• [TASK INSTRUCTIONS]: Put the lines of the items into a numbered list, starting at the line that contains "extremum-marker: < H >: [252, 124, 282, 135]" and ending at the line that contains "colorbar-band: [686, 224, 699, 240]", and leave out any blank lines.

☆ ☆ ☆ ☆ ☆ ☆ ☆

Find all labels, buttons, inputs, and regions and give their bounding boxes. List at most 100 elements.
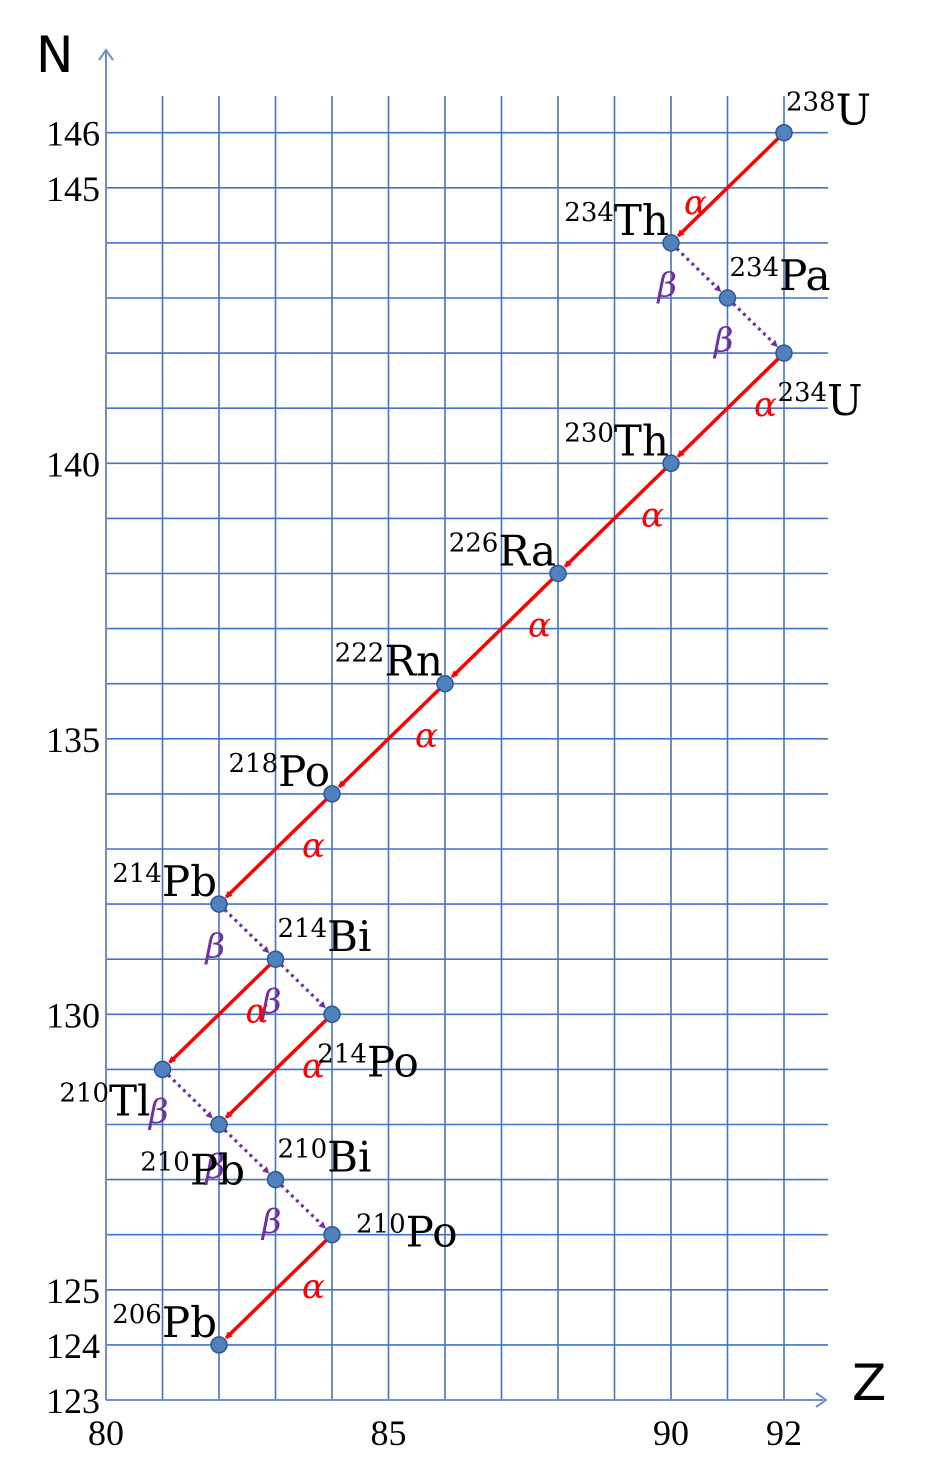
element-symbol: Ra (498, 527, 556, 576)
nuclide-point (775, 344, 793, 362)
alpha-label: α (415, 716, 438, 756)
x-axis-arrowhead (815, 1392, 828, 1408)
nuclide-label: 222Rn (335, 637, 443, 686)
nuclide-label: 210Tl (59, 1076, 150, 1125)
alpha-label: α (246, 991, 269, 1031)
nuclide-point (662, 454, 680, 473)
nuclide-point (323, 1005, 341, 1024)
nuclide-point (549, 564, 567, 583)
y-tick-label: 145 (46, 169, 100, 209)
mass-number: 206 (112, 1300, 162, 1330)
x-tick-label: 85 (371, 1413, 407, 1453)
alpha-decay-arrow (676, 137, 780, 238)
nuclide-label: 218Po (229, 747, 330, 796)
x-tick-label: 90 (653, 1413, 689, 1453)
alpha-label: α (754, 385, 777, 425)
nuclide-point (323, 1225, 341, 1244)
alpha-decay-arrow (450, 577, 554, 678)
beta-decay-arrow (280, 963, 326, 1009)
nuclide-label: 210Po (356, 1208, 457, 1257)
nuclide-point (266, 950, 285, 968)
nuclide-point (775, 123, 793, 142)
element-symbol: Bi (327, 912, 371, 961)
mass-number: 210 (59, 1078, 109, 1108)
y-axis-title: N (36, 26, 73, 84)
mass-number: 222 (335, 639, 385, 669)
alpha-decay-arrow (224, 1018, 328, 1119)
beta-decay-arrow (675, 247, 722, 293)
nuclide-points (153, 123, 793, 1354)
nuclide-label: 234Pa (730, 251, 831, 300)
nuclide-point (323, 785, 341, 803)
alpha-decay-arrow (676, 357, 780, 458)
nuclide-point (436, 674, 454, 693)
alpha-label: α (641, 495, 664, 535)
mass-number: 234 (730, 253, 780, 283)
nuclide-point (210, 895, 228, 913)
nuclide-point (210, 1336, 228, 1354)
element-symbol: Th (614, 196, 669, 245)
beta-label: β (712, 321, 734, 361)
beta-label: β (260, 982, 282, 1022)
beta-decay-arrow (223, 908, 270, 954)
nuclide-point (266, 1170, 285, 1189)
y-tick-label: 123 (46, 1381, 100, 1421)
nuclide-label: 234Th (564, 196, 669, 245)
element-symbol: Po (367, 1037, 419, 1086)
element-symbol: Po (278, 747, 330, 796)
nuclide-label: 210Pb (140, 1146, 245, 1195)
y-tick-label: 140 (46, 444, 100, 484)
y-tick-label: 135 (46, 720, 100, 760)
nuclide-label: 234U (777, 376, 862, 425)
mass-number: 214 (278, 914, 328, 944)
x-tick-label: 80 (88, 1413, 124, 1453)
alpha-decay-arrow (168, 963, 271, 1064)
mass-number: 210 (356, 1210, 406, 1240)
nuclide-label: 214Bi (278, 912, 372, 961)
nuclide-point (718, 289, 737, 307)
alpha-decay-arrow (224, 1239, 328, 1340)
x-tick-label: 92 (766, 1413, 802, 1453)
beta-label: β (260, 1202, 282, 1242)
mass-number: 210 (278, 1135, 328, 1165)
beta-label: β (203, 927, 225, 967)
alpha-label: α (302, 826, 325, 866)
mass-number: 234 (777, 378, 827, 408)
element-symbol: Pa (779, 251, 830, 300)
mass-number: 210 (140, 1148, 190, 1178)
grid-lines (106, 96, 828, 1400)
element-symbol: Pb (162, 1298, 217, 1347)
beta-decay-arrow (223, 1128, 270, 1174)
mass-number: 238 (786, 88, 836, 118)
nuclide-label: 214Pb (112, 857, 217, 906)
alpha-label: α (302, 1046, 325, 1086)
nuclide-label: 206Pb (112, 1298, 217, 1347)
tick-labels: 80 85 90 92 123 124 125 130 135 140 145 146 (46, 114, 802, 1453)
nuclide-point (662, 234, 680, 252)
mass-number: 214 (112, 859, 162, 889)
beta-label: β (655, 265, 677, 305)
alpha-label: α (528, 606, 551, 646)
y-tick-label: 130 (46, 995, 100, 1035)
y-tick-label: 146 (46, 114, 100, 154)
nuclide-label: 230Th (564, 416, 669, 465)
nuclide-label: 210Bi (278, 1133, 372, 1182)
element-symbol: U (827, 376, 862, 425)
element-symbol: Pb (190, 1146, 245, 1195)
x-axis-title: Z (852, 1354, 886, 1412)
element-symbol: Bi (327, 1133, 371, 1182)
y-tick-label: 124 (46, 1326, 100, 1366)
mass-number: 226 (449, 529, 499, 559)
element-symbol: Rn (384, 637, 443, 686)
nuclide-label: 238U (786, 86, 871, 135)
mass-number: 214 (317, 1039, 367, 1069)
mass-number: 218 (229, 749, 279, 779)
element-symbol: Th (614, 416, 669, 465)
alpha-decay-arrow (337, 688, 441, 789)
nuclide-labels: 238U234Th234Pa234U230Th226Ra222Rn218Po21… (59, 86, 871, 1347)
beta-label: β (147, 1092, 169, 1132)
beta-decay-arrow (280, 1184, 326, 1229)
alpha-decay-arrow (563, 467, 667, 568)
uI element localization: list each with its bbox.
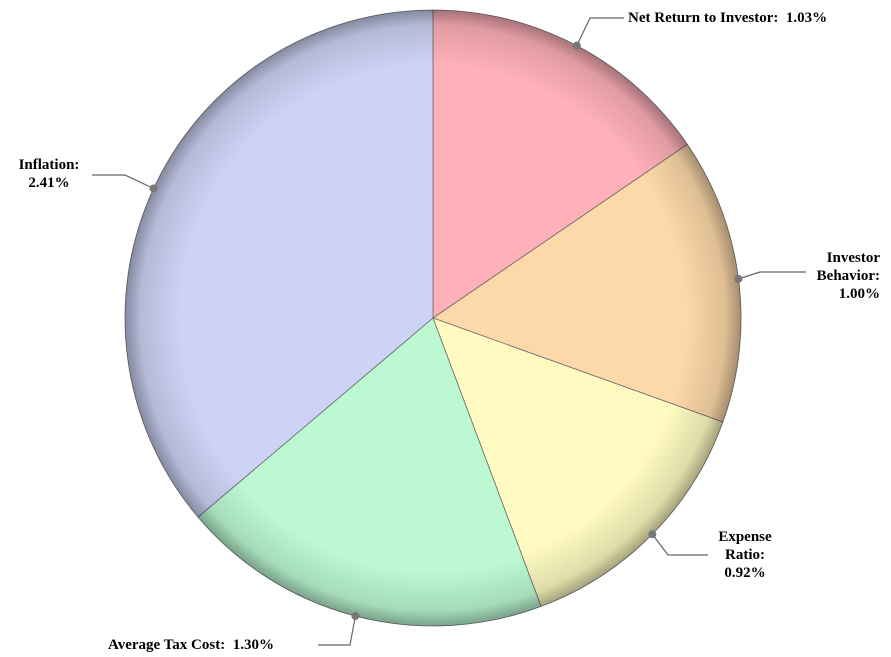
leader-line — [576, 17, 624, 46]
leader-dot — [149, 184, 158, 193]
slice-label: Expense Ratio: 0.92% — [700, 528, 790, 582]
leader-line — [738, 271, 806, 280]
category-label: Expense Ratio: — [718, 529, 776, 563]
slice-label: Investor Behavior: 1.00% — [796, 249, 880, 303]
category-label: Average Tax Cost: — [108, 637, 226, 653]
leader-dot — [734, 274, 743, 283]
value-label: 1.03% — [785, 10, 828, 26]
leader-line — [651, 533, 708, 556]
leader-line — [92, 174, 154, 190]
leader-dot — [648, 530, 657, 539]
leader-dot — [351, 612, 360, 621]
slice-label: Inflation: 2.41% — [4, 156, 94, 192]
leader-line — [318, 615, 356, 646]
value-label: 1.30% — [232, 637, 274, 653]
leader-dot — [572, 41, 581, 50]
value-label: 1.00% — [838, 286, 880, 302]
value-label: 0.92% — [724, 565, 766, 581]
value-label: 2.41% — [28, 175, 70, 191]
slice-label: Average Tax Cost: 1.30% — [108, 636, 323, 654]
category-label: Inflation: — [18, 157, 80, 173]
category-label: Net Return to Investor: — [628, 10, 779, 26]
slice-label: Net Return to Investor: 1.03% — [628, 9, 883, 27]
category-label: Investor Behavior: — [816, 250, 884, 284]
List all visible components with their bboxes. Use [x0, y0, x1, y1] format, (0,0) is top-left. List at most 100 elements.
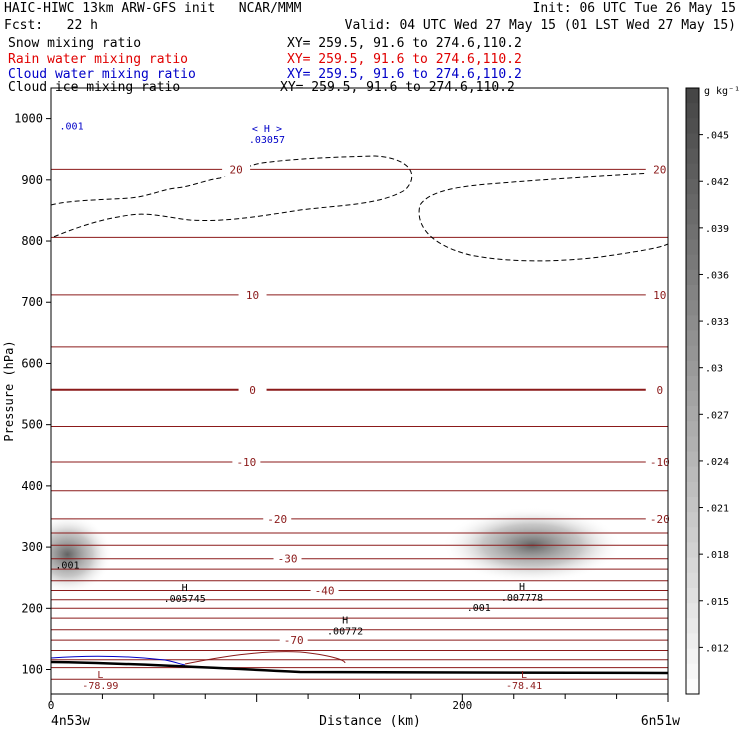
extremum-marker: < H >: [252, 124, 282, 135]
colorbar-band: [686, 421, 699, 437]
extremum-value: .005745: [164, 594, 206, 605]
colorbar-band: [686, 330, 699, 347]
colorbar-band: [686, 375, 699, 392]
x-tick-label: 0: [48, 699, 55, 712]
isotherm-label-bg: [222, 163, 251, 177]
isotherm-label: -20: [650, 513, 670, 526]
field-snow-xy: XY= 259.5, 91.6 to 274.6,110.2: [287, 36, 522, 51]
colorbar-band: [686, 663, 699, 680]
colorbar-band: [686, 497, 699, 513]
y-tick-label: 800: [21, 234, 43, 248]
colorbar-band: [686, 284, 699, 301]
cloud-ice-contour: [51, 155, 413, 239]
colorbar-band: [686, 436, 699, 453]
colorbar-band: [686, 633, 699, 650]
extremum-marker: H: [182, 583, 188, 594]
colorbar-band: [686, 587, 699, 604]
colorbar-band: [686, 542, 699, 559]
isotherm-label-bg: [645, 288, 674, 302]
colorbar-band: [686, 603, 699, 619]
colorbar-band: [686, 194, 699, 210]
colorbar-band: [686, 572, 699, 589]
temperature-isotherms: [51, 168, 668, 680]
field-snow-label: Snow mixing ratio: [8, 36, 142, 51]
isotherm-label-bg: [232, 456, 261, 470]
header-valid-time: Valid: 04 UTC Wed 27 May 15 (01 LST Wed …: [344, 18, 736, 33]
colorbar-tick-label: .036: [705, 270, 729, 281]
colorbar-frame: [685, 87, 700, 695]
snow-mixing-ratio-shading: [51, 507, 623, 595]
y-tick-label: 700: [21, 295, 43, 309]
colorbar-tick-label: .027: [705, 410, 729, 421]
colorbar-band: [686, 315, 699, 331]
colorbar-band: [686, 103, 699, 119]
colorbar: .045 .042 .039 .036 .033 .03 .027 .024 .021 .018.…: [685, 87, 729, 695]
colorbar-band: [686, 224, 699, 240]
colorbar-band: [686, 557, 699, 574]
y-tick-label: 100: [21, 663, 43, 677]
cloud-ice-contour: [418, 171, 668, 262]
extremum-value: -78.99: [82, 681, 118, 692]
isotherm-label: -20: [267, 513, 287, 526]
colorbar-tick-label: .015: [705, 597, 729, 608]
colorbar-band: [686, 269, 699, 286]
colorbar-tick-label: .033: [705, 317, 729, 328]
colorbar-band: [686, 360, 699, 377]
colorbar-tick-label: .03: [705, 364, 723, 375]
x-axis-label: Distance (km): [319, 714, 421, 729]
isotherm-label: 0: [249, 384, 256, 397]
y-tick-label: 900: [21, 173, 43, 187]
colorbar-band: [686, 345, 699, 362]
isotherm-label-bg: [279, 634, 308, 648]
field-cloud-water-xy: XY= 259.5, 91.6 to 274.6,110.2: [287, 67, 522, 82]
isotherm-label: 10: [653, 289, 666, 302]
field-cloud-water-label: Cloud water mixing ratio: [8, 67, 196, 82]
colorbar-band: [686, 678, 699, 695]
colorbar-band: [686, 239, 699, 256]
colorbar-band: [686, 300, 699, 316]
cloud-water-contour: [51, 655, 186, 666]
isotherm-label: -10: [236, 456, 256, 469]
cloud-ice-contours: [51, 155, 668, 675]
isotherm-label: 20: [653, 163, 666, 176]
colorbar-band: [686, 88, 699, 104]
colorbar-band: [686, 133, 699, 150]
colorbar-band: [686, 648, 699, 665]
colorbar-band: [686, 391, 699, 407]
colorbar-tick-label: .012: [705, 643, 729, 654]
colorbar-tick-label: .024: [705, 457, 729, 468]
colorbar-tick-label: .042: [705, 177, 729, 188]
colorbar-band: [686, 148, 699, 165]
extremum-marker: L: [97, 670, 103, 681]
colorbar-band: [686, 481, 699, 498]
colorbar-tick-label: .018: [705, 550, 729, 561]
colorbar-band: [686, 527, 699, 543]
colorbar-band: [686, 163, 699, 180]
isotherm-label: 20: [229, 163, 242, 176]
contour-label: .001: [55, 561, 79, 572]
plot-frame: [50, 87, 669, 695]
y-tick-label: 300: [21, 540, 43, 554]
extremum-value: .007778: [501, 593, 543, 604]
isotherm-label-bg: [238, 288, 267, 302]
colorbar-band: [686, 618, 699, 634]
terrain-surface: [51, 660, 668, 675]
isotherm-label: -70: [284, 634, 304, 647]
isotherm-label-bg: [645, 383, 674, 397]
x-tick-label: 200: [452, 699, 472, 712]
isotherm-label: 10: [246, 289, 259, 302]
colorbar-band: [686, 209, 699, 225]
field-rain-xy: XY= 259.5, 91.6 to 274.6,110.2: [287, 52, 522, 67]
y-tick-label: 200: [21, 601, 43, 615]
colorbar-tick-label: .039: [705, 224, 729, 235]
isotherm-label-bg: [310, 584, 339, 598]
isotherm-label: 0: [656, 384, 663, 397]
colorbar-unit-label: g kg⁻¹: [704, 86, 740, 97]
extremum-marker: H: [519, 582, 525, 593]
extremum-marker: L: [521, 670, 527, 681]
y-tick-label: 500: [21, 418, 43, 432]
header-init-time: Init: 06 UTC Tue 26 May 15: [532, 1, 737, 16]
colorbar-tick-label: .021: [705, 504, 729, 515]
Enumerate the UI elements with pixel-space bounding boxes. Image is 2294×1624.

☆ ☆ ☆ ☆ ☆ ☆ ☆

• [FULL SOLUTION]:
1. extremum-marker: < H >: [252, 124, 282, 135]
2. colorbar-band: [686, 421, 699, 437]
3. extremum-value: .005745: [164, 594, 206, 605]
4. colorbar-band: [686, 330, 699, 347]
5. colorbar-band: [686, 375, 699, 392]
6. x-tick-label: 0: [48, 699, 55, 712]
7. isotherm-label-bg: [222, 163, 251, 177]
8. isotherm-label: -20: [650, 513, 670, 526]
9. field-snow-xy: XY= 259.5, 91.6 to 274.6,110.2: [287, 36, 522, 51]
10. colorbar-band: [686, 663, 699, 680]
11. colorbar-band: [686, 497, 699, 513]
12. y-tick-label: 800: [21, 234, 43, 248]
13. colorbar-band: [686, 284, 699, 301]
14. cloud-ice-contour: [51, 155, 413, 239]
15. colorbar-band: [686, 436, 699, 453]
16. colorbar-band: [686, 633, 699, 650]
17. extremum-marker: H: [182, 583, 188, 594]
18. colorbar-band: [686, 587, 699, 604]
19. colorbar-band: [686, 542, 699, 559]
20. isotherm-label-bg: [645, 288, 674, 302]
21. colorbar-band: [686, 603, 699, 619]
22. colorbar-band: [686, 194, 699, 210]
23. colorbar-band: [686, 572, 699, 589]
24. temperature-isotherms: [51, 168, 668, 680]
25. field-snow-label: Snow mixing ratio: [8, 36, 142, 51]
26. isotherm-label-bg: [232, 456, 261, 470]
27. header-valid-time: Valid: 04 UTC Wed 27 May 15 (01 LST Wed …: [344, 18, 736, 33]
28. colorbar-tick-label: .036: [705, 270, 729, 281]
29. colorbar-frame: [685, 87, 700, 695]
30. snow-mixing-ratio-shading: [51, 507, 623, 595]
31. y-tick-label: 700: [21, 295, 43, 309]
32. colorbar-tick-label: .027: [705, 410, 729, 421]
33. colorbar-band: [686, 315, 699, 331]
34. colorbar-band: [686, 103, 699, 119]
35. colorbar: .045 .042 .039 .036 .033 .03 .027 .024 .021 .018.…: [685, 87, 729, 695]
36. colorbar-band: [686, 224, 699, 240]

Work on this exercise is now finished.